▸ Given task
Give the number of lines below that contain "επιτευχθεί", with no other output.
— start Extracted data —
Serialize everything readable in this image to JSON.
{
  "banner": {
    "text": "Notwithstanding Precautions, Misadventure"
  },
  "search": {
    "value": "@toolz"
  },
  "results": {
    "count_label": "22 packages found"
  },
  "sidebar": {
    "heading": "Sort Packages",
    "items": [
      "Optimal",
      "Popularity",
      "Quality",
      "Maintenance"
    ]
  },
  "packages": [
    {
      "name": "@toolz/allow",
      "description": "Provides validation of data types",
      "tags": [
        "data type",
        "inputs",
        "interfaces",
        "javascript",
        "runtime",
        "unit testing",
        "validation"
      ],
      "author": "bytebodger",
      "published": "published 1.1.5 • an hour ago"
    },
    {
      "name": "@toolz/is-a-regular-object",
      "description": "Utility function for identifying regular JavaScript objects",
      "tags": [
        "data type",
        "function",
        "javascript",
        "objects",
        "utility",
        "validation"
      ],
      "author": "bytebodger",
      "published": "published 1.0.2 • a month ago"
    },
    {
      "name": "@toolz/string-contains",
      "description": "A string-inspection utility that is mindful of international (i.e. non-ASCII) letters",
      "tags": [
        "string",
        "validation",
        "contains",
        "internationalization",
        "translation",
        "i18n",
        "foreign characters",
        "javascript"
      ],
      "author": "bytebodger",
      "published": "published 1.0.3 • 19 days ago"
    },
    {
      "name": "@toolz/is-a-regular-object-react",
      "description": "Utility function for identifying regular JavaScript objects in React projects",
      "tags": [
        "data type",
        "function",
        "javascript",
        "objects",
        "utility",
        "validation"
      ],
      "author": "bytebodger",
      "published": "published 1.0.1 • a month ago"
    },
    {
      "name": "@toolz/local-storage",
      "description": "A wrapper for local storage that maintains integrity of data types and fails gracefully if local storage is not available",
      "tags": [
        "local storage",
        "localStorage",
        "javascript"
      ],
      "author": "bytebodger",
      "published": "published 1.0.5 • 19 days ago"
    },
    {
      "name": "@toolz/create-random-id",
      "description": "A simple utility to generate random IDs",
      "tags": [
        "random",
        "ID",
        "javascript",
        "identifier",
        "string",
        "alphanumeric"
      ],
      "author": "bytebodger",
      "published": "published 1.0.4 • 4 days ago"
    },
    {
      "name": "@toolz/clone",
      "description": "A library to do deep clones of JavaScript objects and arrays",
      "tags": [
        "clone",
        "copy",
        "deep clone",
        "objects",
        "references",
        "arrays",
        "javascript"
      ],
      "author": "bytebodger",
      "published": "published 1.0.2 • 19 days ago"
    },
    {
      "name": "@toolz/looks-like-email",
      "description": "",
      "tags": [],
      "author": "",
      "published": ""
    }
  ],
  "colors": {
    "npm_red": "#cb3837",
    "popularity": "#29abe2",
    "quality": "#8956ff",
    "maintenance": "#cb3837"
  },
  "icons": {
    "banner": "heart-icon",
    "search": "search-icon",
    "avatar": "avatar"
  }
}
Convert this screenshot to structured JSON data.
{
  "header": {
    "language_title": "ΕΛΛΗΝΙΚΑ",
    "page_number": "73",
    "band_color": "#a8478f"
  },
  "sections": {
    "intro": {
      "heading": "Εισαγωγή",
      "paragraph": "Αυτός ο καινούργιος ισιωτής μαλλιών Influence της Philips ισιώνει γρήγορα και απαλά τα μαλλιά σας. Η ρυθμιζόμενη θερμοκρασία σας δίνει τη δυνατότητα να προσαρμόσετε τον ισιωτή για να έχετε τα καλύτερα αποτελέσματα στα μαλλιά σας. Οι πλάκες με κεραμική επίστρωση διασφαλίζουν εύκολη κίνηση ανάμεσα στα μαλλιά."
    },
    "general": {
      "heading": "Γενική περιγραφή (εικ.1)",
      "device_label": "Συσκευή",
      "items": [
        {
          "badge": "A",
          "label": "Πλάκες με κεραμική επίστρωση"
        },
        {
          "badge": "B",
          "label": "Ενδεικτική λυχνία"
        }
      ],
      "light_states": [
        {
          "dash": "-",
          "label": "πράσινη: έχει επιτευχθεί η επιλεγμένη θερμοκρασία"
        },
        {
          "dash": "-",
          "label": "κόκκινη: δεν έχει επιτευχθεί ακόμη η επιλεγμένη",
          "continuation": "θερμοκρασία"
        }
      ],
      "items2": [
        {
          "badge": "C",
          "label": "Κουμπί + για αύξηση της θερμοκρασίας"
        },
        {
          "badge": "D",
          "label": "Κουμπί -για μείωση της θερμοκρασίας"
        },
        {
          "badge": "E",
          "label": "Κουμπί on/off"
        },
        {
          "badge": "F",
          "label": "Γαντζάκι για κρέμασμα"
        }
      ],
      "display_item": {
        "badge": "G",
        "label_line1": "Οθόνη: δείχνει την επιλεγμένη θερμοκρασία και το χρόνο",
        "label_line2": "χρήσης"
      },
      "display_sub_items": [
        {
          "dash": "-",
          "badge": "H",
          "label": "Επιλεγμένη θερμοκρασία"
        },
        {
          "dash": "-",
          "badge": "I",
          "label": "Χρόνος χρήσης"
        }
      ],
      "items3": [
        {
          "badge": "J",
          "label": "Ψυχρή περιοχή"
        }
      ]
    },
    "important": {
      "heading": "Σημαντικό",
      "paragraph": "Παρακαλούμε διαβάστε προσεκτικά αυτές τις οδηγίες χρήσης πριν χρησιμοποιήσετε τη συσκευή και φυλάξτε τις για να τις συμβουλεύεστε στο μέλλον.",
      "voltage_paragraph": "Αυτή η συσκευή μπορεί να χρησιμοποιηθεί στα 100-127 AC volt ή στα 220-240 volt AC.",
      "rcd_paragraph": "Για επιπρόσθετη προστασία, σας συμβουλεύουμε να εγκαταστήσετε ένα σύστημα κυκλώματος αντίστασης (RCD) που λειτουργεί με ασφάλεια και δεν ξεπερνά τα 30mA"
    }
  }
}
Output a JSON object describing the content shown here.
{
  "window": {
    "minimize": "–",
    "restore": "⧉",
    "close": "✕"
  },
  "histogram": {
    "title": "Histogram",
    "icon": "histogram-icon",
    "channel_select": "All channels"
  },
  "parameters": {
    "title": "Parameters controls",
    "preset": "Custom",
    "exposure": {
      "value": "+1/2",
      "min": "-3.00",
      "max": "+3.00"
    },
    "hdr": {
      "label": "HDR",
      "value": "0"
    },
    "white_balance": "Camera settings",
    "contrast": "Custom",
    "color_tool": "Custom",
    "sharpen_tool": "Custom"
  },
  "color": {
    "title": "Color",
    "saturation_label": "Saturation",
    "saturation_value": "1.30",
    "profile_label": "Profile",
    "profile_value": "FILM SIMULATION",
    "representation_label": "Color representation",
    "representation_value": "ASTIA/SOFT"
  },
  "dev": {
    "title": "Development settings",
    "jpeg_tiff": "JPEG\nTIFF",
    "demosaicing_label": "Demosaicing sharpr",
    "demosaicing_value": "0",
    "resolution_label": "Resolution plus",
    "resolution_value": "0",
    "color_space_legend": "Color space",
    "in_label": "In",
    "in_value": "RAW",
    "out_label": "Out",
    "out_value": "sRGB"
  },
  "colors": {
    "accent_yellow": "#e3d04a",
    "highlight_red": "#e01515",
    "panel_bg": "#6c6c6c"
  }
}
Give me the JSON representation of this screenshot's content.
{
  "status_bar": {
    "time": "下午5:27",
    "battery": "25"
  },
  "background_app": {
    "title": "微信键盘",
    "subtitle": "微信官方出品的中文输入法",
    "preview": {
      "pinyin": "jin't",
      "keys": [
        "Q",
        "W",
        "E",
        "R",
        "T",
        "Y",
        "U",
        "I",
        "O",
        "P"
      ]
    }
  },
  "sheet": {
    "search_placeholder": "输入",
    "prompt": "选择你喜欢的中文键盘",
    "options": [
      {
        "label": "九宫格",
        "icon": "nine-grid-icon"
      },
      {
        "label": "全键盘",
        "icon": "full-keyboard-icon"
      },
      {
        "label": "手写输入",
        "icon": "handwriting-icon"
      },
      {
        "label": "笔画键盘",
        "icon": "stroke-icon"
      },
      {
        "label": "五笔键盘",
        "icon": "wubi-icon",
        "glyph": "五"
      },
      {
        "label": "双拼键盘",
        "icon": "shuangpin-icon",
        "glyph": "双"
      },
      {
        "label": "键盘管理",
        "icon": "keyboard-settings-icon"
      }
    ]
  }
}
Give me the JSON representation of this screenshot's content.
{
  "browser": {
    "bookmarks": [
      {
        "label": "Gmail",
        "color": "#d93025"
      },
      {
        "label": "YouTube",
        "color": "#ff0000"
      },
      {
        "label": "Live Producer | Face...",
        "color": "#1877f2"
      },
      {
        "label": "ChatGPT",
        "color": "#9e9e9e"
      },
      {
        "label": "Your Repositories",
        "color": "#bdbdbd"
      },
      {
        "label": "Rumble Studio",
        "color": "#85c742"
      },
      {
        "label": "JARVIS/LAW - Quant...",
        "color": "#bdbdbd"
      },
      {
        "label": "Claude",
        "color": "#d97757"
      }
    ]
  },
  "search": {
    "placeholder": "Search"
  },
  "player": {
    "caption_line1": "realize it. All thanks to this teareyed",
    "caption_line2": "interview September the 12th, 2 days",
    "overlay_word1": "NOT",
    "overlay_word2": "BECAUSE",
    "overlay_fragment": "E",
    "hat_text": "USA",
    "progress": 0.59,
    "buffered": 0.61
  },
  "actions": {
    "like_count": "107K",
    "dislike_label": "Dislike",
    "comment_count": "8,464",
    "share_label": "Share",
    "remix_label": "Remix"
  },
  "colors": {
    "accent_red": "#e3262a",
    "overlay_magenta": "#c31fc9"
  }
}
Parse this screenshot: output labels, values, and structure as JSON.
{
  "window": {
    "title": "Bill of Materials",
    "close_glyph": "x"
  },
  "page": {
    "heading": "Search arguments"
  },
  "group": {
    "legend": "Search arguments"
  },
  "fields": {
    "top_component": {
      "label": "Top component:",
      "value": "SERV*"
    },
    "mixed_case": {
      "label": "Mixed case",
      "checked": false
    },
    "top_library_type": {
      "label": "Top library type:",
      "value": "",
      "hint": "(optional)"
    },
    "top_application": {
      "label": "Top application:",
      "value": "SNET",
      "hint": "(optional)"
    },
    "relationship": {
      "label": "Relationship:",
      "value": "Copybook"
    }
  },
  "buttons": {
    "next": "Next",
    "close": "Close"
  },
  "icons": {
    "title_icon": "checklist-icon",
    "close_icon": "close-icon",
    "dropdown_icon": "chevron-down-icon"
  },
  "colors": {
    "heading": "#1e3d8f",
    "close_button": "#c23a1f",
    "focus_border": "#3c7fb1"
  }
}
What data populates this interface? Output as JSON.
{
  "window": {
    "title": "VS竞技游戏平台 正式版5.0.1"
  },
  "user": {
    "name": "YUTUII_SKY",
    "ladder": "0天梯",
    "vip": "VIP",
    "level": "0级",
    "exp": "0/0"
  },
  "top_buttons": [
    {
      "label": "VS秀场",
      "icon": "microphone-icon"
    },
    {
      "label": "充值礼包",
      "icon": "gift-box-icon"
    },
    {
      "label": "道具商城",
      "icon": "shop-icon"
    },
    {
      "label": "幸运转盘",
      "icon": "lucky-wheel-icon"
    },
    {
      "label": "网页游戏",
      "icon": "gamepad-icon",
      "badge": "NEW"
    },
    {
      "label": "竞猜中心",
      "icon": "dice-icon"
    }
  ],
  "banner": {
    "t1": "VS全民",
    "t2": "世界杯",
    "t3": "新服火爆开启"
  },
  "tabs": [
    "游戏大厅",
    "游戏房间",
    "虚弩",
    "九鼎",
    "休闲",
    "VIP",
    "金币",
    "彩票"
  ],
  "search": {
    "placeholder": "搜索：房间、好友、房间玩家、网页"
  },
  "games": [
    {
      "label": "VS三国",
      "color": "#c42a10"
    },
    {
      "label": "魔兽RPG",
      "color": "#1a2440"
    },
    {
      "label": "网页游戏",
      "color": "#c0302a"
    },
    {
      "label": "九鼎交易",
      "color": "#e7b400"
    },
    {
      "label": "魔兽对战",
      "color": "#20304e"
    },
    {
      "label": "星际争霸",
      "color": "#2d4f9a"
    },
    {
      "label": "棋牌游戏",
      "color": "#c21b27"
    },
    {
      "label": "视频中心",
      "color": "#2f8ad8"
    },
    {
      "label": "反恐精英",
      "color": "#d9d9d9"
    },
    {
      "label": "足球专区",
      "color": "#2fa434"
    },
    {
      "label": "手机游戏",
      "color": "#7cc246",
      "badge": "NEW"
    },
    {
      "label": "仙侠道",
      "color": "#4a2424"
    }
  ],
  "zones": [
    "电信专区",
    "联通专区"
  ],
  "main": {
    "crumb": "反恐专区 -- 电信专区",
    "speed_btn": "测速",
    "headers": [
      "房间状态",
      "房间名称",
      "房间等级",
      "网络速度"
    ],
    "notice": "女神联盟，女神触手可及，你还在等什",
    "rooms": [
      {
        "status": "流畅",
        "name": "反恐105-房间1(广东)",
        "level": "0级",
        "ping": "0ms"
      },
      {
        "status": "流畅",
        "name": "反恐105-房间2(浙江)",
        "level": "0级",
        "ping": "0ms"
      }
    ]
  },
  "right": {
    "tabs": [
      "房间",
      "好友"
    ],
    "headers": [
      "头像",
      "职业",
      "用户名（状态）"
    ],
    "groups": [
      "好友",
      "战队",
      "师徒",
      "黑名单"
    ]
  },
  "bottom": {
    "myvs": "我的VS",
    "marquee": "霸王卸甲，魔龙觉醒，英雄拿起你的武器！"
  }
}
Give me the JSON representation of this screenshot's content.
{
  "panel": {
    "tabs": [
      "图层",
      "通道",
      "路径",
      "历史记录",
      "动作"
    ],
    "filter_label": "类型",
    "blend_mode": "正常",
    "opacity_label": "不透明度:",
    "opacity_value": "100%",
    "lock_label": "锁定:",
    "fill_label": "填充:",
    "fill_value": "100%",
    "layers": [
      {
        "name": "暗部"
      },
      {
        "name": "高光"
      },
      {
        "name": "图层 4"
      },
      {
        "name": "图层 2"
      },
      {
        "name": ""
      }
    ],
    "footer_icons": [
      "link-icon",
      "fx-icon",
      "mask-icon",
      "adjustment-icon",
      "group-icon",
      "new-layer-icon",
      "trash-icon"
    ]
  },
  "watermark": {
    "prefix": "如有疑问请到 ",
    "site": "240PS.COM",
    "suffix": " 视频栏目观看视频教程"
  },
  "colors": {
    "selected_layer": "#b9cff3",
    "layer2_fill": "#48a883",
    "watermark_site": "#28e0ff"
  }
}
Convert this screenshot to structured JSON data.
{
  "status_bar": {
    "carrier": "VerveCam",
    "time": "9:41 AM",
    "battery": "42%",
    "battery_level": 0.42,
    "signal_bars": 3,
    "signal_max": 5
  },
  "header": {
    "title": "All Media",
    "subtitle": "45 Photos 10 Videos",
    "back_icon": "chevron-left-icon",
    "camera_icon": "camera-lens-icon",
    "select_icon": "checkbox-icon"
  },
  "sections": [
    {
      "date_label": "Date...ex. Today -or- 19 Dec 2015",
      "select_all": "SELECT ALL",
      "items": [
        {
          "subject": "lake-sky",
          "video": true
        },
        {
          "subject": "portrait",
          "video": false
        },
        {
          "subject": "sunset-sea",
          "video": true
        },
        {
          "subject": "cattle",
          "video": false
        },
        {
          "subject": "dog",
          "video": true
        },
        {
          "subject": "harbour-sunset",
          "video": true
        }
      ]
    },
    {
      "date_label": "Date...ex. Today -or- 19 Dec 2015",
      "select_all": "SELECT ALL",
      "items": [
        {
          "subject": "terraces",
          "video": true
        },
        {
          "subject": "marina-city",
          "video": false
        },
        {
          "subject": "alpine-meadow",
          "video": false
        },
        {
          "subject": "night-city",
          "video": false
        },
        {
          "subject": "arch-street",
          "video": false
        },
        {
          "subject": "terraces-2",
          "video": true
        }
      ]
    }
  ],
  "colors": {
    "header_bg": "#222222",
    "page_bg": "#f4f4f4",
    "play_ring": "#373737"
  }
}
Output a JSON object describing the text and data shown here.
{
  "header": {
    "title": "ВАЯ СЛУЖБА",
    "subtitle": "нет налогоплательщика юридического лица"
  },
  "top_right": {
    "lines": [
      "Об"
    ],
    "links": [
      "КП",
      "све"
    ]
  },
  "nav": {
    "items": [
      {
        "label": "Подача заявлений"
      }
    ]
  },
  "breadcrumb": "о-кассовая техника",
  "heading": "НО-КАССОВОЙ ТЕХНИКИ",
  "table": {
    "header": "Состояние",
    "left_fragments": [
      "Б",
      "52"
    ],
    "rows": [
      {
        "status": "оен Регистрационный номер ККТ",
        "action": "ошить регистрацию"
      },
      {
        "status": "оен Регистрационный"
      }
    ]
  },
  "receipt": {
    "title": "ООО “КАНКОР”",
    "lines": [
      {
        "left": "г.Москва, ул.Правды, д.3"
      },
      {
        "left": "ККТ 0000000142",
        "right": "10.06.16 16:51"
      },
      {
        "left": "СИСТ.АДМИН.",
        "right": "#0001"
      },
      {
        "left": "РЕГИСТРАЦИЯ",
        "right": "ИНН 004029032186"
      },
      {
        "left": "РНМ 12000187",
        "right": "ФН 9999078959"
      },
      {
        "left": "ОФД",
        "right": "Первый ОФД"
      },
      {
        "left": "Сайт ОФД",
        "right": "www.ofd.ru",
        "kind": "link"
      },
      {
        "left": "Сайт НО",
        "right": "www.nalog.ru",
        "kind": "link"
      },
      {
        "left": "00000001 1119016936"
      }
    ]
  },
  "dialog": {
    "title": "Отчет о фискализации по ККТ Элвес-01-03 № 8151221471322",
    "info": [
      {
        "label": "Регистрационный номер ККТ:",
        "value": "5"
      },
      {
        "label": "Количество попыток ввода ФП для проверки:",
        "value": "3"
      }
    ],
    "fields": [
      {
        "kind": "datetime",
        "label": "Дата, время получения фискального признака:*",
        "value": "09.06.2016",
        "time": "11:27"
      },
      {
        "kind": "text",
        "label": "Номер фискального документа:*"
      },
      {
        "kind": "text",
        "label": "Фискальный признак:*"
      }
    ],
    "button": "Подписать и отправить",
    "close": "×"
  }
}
— end Extracted data —
▸ Result
2